::: Dataset content
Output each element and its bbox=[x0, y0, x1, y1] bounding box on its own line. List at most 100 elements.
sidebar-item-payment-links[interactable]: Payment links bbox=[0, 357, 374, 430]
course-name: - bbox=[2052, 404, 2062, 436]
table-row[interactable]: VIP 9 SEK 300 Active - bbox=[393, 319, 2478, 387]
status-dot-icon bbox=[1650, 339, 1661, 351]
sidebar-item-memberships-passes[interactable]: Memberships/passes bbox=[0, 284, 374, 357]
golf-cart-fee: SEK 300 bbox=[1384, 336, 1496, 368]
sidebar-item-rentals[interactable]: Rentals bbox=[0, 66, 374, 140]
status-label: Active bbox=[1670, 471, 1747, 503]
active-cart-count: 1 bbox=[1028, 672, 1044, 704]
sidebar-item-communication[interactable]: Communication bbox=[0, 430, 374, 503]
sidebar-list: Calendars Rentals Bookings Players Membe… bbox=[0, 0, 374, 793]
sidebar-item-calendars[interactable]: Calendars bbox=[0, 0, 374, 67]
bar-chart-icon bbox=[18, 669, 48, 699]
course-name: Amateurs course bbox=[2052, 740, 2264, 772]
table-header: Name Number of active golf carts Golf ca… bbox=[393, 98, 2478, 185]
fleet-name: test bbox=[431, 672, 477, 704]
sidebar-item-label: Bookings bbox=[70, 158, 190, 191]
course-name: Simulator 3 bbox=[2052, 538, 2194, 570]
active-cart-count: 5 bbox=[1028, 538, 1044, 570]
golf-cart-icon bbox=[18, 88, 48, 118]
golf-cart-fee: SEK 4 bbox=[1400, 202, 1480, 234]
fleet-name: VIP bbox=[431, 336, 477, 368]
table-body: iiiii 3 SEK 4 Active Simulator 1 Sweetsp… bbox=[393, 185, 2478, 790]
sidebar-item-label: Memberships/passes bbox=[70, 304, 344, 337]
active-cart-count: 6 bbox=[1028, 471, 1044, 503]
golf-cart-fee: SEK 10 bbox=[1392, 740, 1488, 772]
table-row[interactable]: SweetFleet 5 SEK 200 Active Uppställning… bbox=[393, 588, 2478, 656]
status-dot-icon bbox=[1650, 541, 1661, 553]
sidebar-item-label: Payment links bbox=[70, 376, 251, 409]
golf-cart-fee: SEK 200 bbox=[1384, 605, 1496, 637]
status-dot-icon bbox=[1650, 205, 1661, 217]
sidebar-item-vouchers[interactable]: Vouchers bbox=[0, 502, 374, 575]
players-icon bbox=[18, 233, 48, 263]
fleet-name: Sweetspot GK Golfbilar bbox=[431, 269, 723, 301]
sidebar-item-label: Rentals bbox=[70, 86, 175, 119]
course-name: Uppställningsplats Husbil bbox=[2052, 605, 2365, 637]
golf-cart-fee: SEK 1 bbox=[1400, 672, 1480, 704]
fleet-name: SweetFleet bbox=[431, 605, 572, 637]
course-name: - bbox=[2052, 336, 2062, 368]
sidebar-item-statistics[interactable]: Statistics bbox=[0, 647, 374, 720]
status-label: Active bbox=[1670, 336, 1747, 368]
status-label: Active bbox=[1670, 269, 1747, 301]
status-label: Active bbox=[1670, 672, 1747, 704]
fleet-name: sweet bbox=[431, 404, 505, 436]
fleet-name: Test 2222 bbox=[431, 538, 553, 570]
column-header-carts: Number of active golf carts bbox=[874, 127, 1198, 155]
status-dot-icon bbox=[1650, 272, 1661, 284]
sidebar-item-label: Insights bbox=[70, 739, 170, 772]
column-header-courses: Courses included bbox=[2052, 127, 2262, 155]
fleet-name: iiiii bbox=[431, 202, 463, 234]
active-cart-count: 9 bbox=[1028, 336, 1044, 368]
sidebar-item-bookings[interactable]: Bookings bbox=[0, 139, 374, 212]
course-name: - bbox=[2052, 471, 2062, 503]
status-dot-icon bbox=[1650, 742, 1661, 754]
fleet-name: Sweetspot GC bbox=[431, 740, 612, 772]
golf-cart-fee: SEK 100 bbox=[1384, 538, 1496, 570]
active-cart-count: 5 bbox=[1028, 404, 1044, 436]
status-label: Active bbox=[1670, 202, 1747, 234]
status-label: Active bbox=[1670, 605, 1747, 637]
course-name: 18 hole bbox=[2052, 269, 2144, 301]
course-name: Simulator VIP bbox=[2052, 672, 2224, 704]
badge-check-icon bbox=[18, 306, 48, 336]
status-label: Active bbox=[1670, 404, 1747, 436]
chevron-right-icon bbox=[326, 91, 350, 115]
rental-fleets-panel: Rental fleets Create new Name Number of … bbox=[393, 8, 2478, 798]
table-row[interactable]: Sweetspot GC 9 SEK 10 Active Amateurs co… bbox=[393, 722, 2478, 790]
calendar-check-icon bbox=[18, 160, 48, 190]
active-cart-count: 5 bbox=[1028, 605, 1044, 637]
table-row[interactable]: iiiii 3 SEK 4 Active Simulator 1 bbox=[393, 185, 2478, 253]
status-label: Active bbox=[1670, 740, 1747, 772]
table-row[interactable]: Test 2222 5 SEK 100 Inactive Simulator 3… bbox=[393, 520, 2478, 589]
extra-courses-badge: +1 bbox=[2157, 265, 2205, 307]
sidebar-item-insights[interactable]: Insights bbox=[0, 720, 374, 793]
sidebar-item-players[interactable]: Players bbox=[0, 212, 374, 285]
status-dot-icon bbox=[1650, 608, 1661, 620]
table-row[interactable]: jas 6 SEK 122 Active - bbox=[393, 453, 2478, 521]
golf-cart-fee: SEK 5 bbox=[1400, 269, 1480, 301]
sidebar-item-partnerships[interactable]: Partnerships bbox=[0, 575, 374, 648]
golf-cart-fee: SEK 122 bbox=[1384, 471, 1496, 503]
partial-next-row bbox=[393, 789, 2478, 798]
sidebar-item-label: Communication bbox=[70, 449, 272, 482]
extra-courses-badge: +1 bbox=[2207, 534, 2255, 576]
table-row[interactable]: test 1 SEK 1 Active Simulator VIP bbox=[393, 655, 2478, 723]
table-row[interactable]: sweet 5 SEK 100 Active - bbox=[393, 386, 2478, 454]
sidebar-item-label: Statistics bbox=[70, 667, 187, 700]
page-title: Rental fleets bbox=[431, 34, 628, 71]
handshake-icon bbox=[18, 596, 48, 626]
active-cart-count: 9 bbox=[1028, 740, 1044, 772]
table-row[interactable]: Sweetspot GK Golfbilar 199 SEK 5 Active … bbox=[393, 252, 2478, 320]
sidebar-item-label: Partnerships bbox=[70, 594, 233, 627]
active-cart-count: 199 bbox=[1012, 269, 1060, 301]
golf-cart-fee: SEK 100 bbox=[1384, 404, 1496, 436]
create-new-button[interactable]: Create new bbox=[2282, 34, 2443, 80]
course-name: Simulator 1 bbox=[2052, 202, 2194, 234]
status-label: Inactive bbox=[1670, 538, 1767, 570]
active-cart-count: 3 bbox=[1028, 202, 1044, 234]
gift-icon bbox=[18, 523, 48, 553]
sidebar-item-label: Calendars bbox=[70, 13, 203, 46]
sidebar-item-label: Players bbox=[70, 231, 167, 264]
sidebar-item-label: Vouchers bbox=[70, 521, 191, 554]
::::::
::: Dataset content
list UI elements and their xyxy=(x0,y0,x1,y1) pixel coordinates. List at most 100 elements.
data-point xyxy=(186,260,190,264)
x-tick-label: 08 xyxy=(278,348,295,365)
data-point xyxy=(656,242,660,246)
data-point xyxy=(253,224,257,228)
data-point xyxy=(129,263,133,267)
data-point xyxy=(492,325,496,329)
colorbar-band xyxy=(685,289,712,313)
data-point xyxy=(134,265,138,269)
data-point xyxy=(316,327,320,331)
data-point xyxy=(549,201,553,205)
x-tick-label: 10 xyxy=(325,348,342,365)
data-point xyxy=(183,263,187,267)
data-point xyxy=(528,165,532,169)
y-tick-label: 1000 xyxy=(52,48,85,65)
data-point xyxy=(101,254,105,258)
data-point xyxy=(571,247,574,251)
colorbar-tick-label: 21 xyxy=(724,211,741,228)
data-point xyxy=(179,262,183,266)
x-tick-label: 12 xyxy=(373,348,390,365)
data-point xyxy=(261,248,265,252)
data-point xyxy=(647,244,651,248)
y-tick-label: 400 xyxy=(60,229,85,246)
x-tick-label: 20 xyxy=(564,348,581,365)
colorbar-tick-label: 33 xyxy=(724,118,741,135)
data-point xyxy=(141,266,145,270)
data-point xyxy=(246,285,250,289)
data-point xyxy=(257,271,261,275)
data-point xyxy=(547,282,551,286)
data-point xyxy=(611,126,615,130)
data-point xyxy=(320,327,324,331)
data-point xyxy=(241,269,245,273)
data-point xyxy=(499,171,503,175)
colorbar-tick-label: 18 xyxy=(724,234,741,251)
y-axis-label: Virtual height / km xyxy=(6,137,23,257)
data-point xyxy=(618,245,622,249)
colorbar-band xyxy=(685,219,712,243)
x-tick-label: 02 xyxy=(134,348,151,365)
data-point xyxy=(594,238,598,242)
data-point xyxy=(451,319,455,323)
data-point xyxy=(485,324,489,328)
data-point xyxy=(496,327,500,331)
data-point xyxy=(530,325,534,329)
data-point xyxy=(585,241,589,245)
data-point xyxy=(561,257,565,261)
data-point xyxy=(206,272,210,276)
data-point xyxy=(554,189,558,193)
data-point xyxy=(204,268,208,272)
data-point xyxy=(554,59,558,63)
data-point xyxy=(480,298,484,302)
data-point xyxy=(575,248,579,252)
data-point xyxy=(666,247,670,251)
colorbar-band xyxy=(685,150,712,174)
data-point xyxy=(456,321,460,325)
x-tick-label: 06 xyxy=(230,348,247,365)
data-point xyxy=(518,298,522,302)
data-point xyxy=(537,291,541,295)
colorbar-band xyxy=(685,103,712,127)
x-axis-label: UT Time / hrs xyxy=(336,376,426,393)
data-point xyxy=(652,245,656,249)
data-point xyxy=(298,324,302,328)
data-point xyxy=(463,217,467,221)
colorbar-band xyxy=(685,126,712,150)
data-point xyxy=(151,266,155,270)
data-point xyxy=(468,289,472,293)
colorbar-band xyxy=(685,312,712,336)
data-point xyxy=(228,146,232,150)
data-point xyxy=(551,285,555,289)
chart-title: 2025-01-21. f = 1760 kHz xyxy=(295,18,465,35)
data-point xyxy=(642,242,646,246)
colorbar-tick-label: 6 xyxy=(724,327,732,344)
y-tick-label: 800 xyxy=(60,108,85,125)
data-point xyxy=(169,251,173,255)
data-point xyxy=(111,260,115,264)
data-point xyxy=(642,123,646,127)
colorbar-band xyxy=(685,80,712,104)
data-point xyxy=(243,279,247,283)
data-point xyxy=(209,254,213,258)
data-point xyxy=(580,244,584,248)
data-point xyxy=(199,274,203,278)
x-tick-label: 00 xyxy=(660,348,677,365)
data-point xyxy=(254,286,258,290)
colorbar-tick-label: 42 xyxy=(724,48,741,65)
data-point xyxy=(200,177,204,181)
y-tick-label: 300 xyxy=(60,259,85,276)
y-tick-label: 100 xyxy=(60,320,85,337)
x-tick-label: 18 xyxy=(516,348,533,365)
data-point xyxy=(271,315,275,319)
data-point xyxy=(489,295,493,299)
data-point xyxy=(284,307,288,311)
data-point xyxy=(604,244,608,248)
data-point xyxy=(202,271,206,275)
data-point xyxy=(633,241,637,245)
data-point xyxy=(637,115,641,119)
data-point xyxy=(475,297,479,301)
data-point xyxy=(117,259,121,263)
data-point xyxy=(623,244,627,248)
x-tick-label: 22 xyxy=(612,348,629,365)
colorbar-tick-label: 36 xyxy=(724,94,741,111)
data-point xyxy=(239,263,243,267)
::::::
::: Dataset content
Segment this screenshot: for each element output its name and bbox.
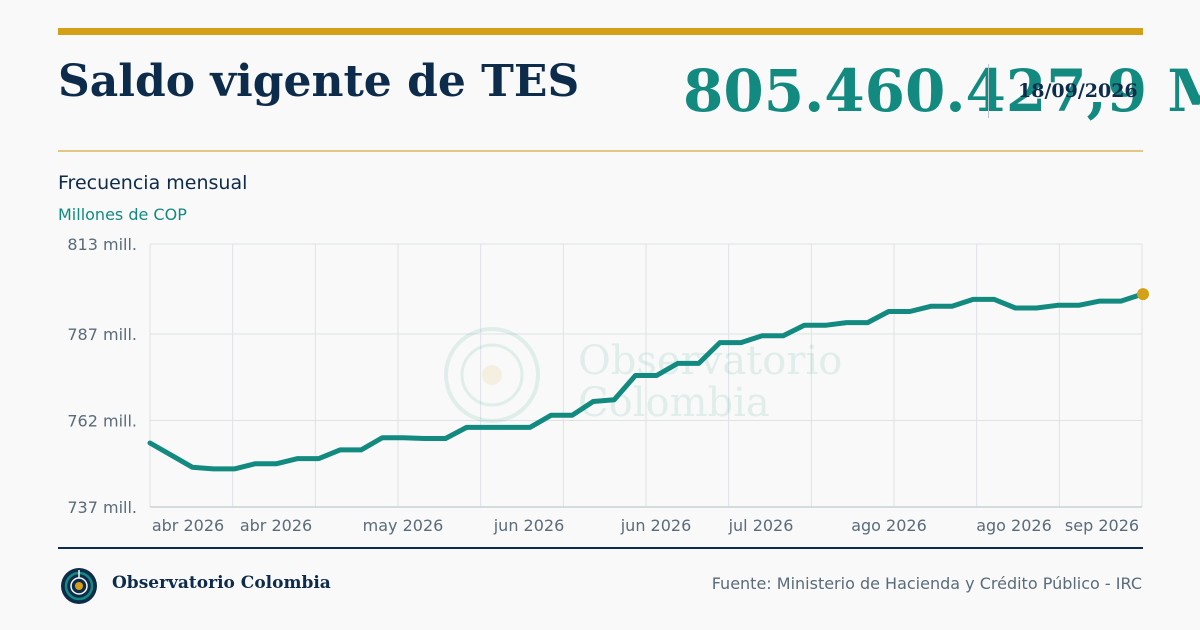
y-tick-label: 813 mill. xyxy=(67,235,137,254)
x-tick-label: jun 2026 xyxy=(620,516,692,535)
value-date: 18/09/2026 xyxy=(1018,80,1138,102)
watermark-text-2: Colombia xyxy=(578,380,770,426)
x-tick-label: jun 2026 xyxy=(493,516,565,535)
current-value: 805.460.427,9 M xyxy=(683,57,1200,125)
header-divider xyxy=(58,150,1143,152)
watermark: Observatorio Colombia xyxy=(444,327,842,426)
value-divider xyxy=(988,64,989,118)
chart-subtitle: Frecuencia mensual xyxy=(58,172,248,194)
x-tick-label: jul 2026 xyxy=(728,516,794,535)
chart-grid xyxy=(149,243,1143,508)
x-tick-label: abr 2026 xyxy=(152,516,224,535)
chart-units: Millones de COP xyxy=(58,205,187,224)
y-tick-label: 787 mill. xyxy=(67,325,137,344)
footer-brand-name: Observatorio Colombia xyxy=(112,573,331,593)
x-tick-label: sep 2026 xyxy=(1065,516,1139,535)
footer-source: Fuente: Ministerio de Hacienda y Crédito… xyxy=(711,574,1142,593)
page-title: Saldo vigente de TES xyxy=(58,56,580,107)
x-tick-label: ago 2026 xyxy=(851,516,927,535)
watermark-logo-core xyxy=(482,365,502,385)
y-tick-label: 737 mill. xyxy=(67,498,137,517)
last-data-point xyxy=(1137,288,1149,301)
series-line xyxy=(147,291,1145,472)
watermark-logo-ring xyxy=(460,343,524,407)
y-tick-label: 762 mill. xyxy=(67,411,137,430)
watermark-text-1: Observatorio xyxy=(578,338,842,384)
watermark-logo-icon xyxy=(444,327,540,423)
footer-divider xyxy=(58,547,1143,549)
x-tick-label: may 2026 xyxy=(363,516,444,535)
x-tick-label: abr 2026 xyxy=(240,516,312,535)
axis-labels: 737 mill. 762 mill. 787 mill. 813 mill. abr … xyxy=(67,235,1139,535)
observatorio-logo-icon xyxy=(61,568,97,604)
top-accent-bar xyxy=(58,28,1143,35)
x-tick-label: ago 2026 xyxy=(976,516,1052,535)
::::::
• [Problem details]
Repeat the listing lines above exactly, from the line that contains "Output each element" to the line that contains "active-cart-count: 1 bbox=[1028, 672, 1044, 704]", both included.

• [Expected output]
Output each element and its bbox=[x0, y0, x1, y1] bounding box on its own line. List at most 100 elements.
sidebar-item-payment-links[interactable]: Payment links bbox=[0, 357, 374, 430]
course-name: - bbox=[2052, 404, 2062, 436]
table-row[interactable]: VIP 9 SEK 300 Active - bbox=[393, 319, 2478, 387]
status-dot-icon bbox=[1650, 339, 1661, 351]
sidebar-item-memberships-passes[interactable]: Memberships/passes bbox=[0, 284, 374, 357]
golf-cart-fee: SEK 300 bbox=[1384, 336, 1496, 368]
sidebar-item-rentals[interactable]: Rentals bbox=[0, 66, 374, 140]
status-label: Active bbox=[1670, 471, 1747, 503]
active-cart-count: 1 bbox=[1028, 672, 1044, 704]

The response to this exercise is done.